Problem to work on:
What follows is a set of entries. Give them again exactly, without the pictures.

Exercise material:
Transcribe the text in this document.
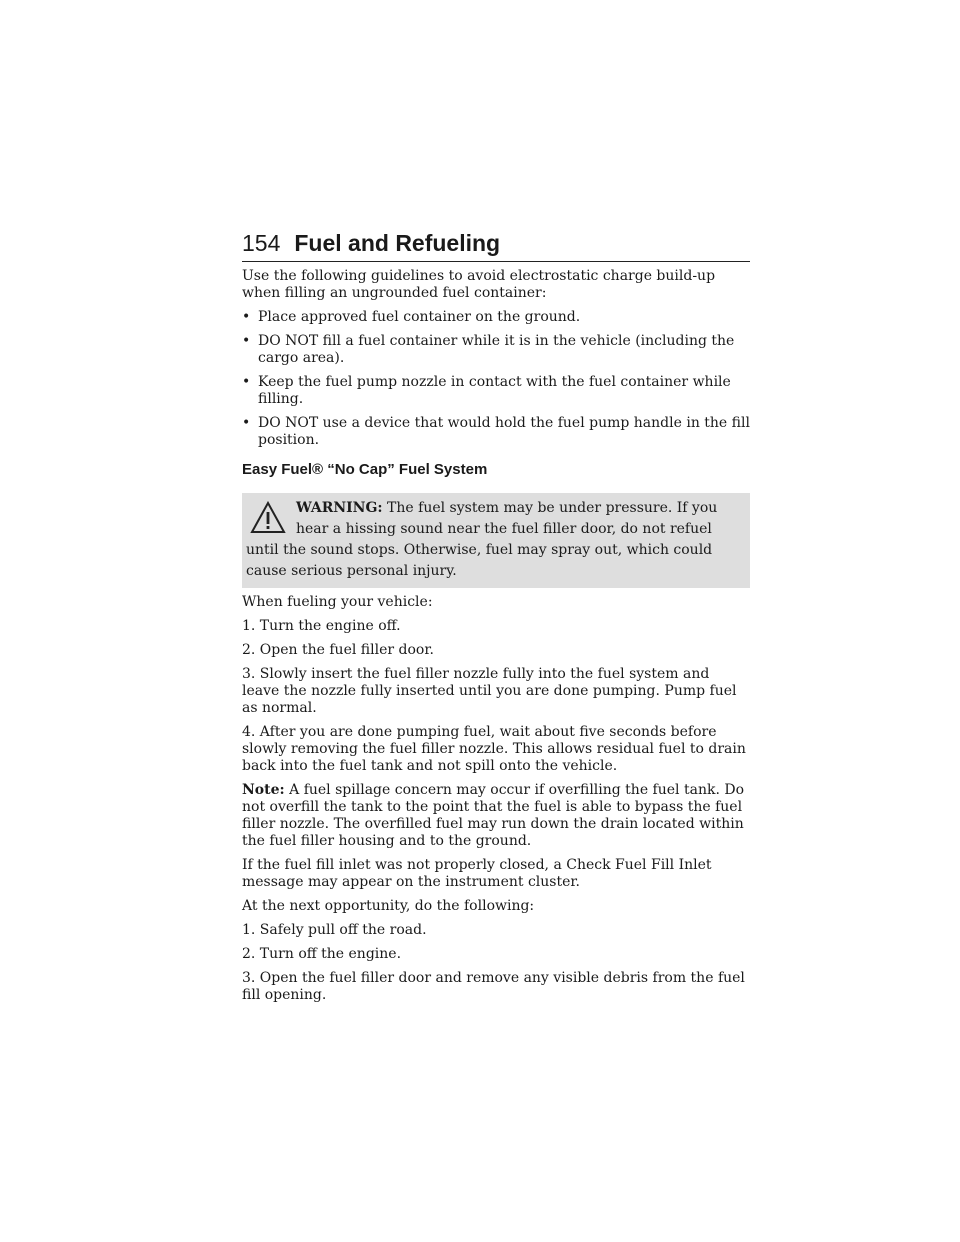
154 Fuel and Refueling

Use the following guidelines to avoid electrostatic charge build-up when filling an ungrounded fuel container:

• Place approved fuel container on the ground.
• DO NOT fill a fuel container while it is in the vehicle (including the cargo area).
• Keep the fuel pump nozzle in contact with the fuel container while filling.
• DO NOT use a device that would hold the fuel pump handle in the fill position.
Easy Fuel® “No Cap” Fuel System
WARNING: The fuel system may be under pressure. If you hear a hissing sound near the fuel filler door, do not refuel until the sound stops. Otherwise, fuel may spray out, which could cause serious personal injury.

When fueling your vehicle:

1. Turn the engine off.

2. Open the fuel filler door.

3. Slowly insert the fuel filler nozzle fully into the fuel system and leave the nozzle fully inserted until you are done pumping. Pump fuel as normal.

4. After you are done pumping fuel, wait about five seconds before slowly removing the fuel filler nozzle. This allows residual fuel to drain back into the fuel tank and not spill onto the vehicle.

Note: A fuel spillage concern may occur if overfilling the fuel tank. Do not overfill the tank to the point that the fuel is able to bypass the fuel filler nozzle. The overfilled fuel may run down the drain located within the fuel filler housing and to the ground.

If the fuel fill inlet was not properly closed, a Check Fuel Fill Inlet message may appear on the instrument cluster.

At the next opportunity, do the following:

1. Safely pull off the road.

2. Turn off the engine.

3. Open the fuel filler door and remove any visible debris from the fuel fill opening.
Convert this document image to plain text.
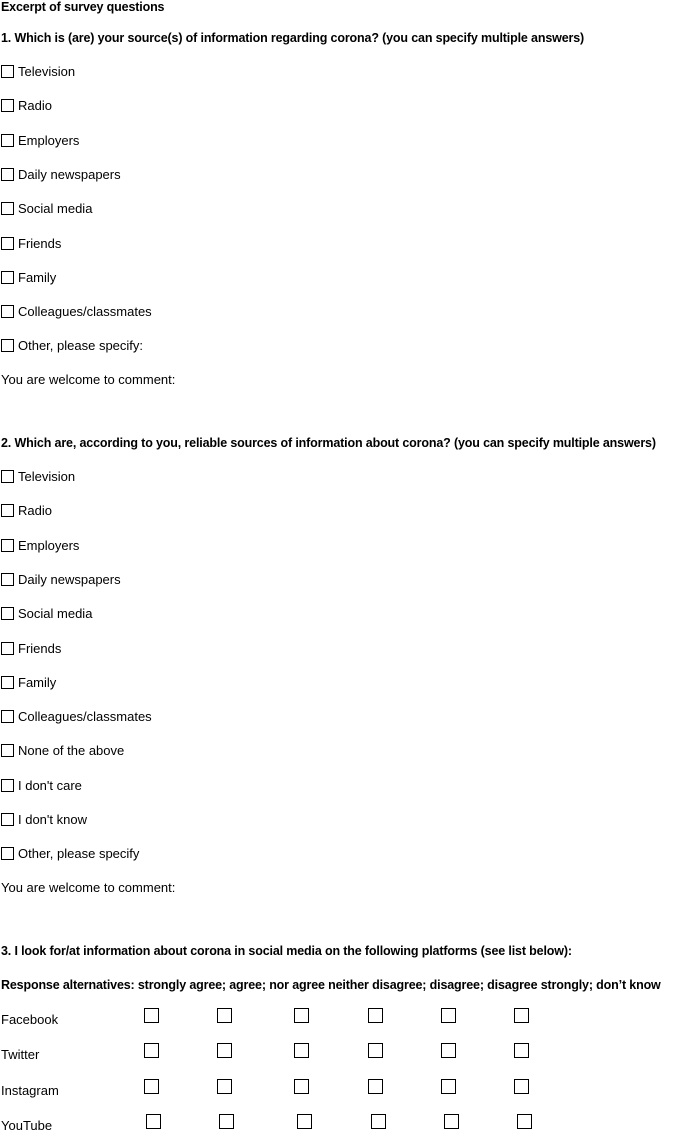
Excerpt of survey questions
1. Which is (are) your source(s) of information regarding corona? (you can specify multiple answers)
Television
Radio
Employers
Daily newspapers
Social media
Friends
Family
Colleagues/classmates
Other, please specify:
You are welcome to comment:
2. Which are, according to you, reliable sources of information about corona? (you can specify multiple answers)
Television
Radio
Employers
Daily newspapers
Social media
Friends
Family
Colleagues/classmates
None of the above
I don't care
I don't know
Other, please specify
You are welcome to comment:
3. I look for/at information about corona in social media on the following platforms (see list below):
Response alternatives: strongly agree; agree; nor agree neither disagree; disagree; disagree strongly; don’t know
Facebook
Twitter
Instagram
YouTube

Expected output:
Transcribe the text in this document.
154 Fuel and Refueling

Use the following guidelines to avoid electrostatic charge build-up when filling an ungrounded fuel container:

• Place approved fuel container on the ground.
• DO NOT fill a fuel container while it is in the vehicle (including the cargo area).
• Keep the fuel pump nozzle in contact with the fuel container while filling.
• DO NOT use a device that would hold the fuel pump handle in the fill position.
Easy Fuel® “No Cap” Fuel System
WARNING: The fuel system may be under pressure. If you hear a hissing sound near the fuel filler door, do not refuel until the sound stops. Otherwise, fuel may spray out, which could cause serious personal injury.

When fueling your vehicle:

1. Turn the engine off.

2. Open the fuel filler door.

3. Slowly insert the fuel filler nozzle fully into the fuel system and leave the nozzle fully inserted until you are done pumping. Pump fuel as normal.

4. After you are done pumping fuel, wait about five seconds before slowly removing the fuel filler nozzle. This allows residual fuel to drain back into the fuel tank and not spill onto the vehicle.

Note: A fuel spillage concern may occur if overfilling the fuel tank. Do not overfill the tank to the point that the fuel is able to bypass the fuel filler nozzle. The overfilled fuel may run down the drain located within the fuel filler housing and to the ground.

If the fuel fill inlet was not properly closed, a Check Fuel Fill Inlet message may appear on the instrument cluster.

At the next opportunity, do the following:

1. Safely pull off the road.

2. Turn off the engine.

3. Open the fuel filler door and remove any visible debris from the fuel fill opening.
Convert this document image to plain text.
Excerpt of survey questions
1. Which is (are) your source(s) of information regarding corona? (you can specify multiple answers)
Television
Radio
Employers
Daily newspapers
Social media
Friends
Family
Colleagues/classmates
Other, please specify:
You are welcome to comment:
2. Which are, according to you, reliable sources of information about corona? (you can specify multiple answers)
Television
Radio
Employers
Daily newspapers
Social media
Friends
Family
Colleagues/classmates
None of the above
I don't care
I don't know
Other, please specify
You are welcome to comment:
3. I look for/at information about corona in social media on the following platforms (see list below):
Response alternatives: strongly agree; agree; nor agree neither disagree; disagree; disagree strongly; don’t know
Facebook
Twitter
Instagram
YouTube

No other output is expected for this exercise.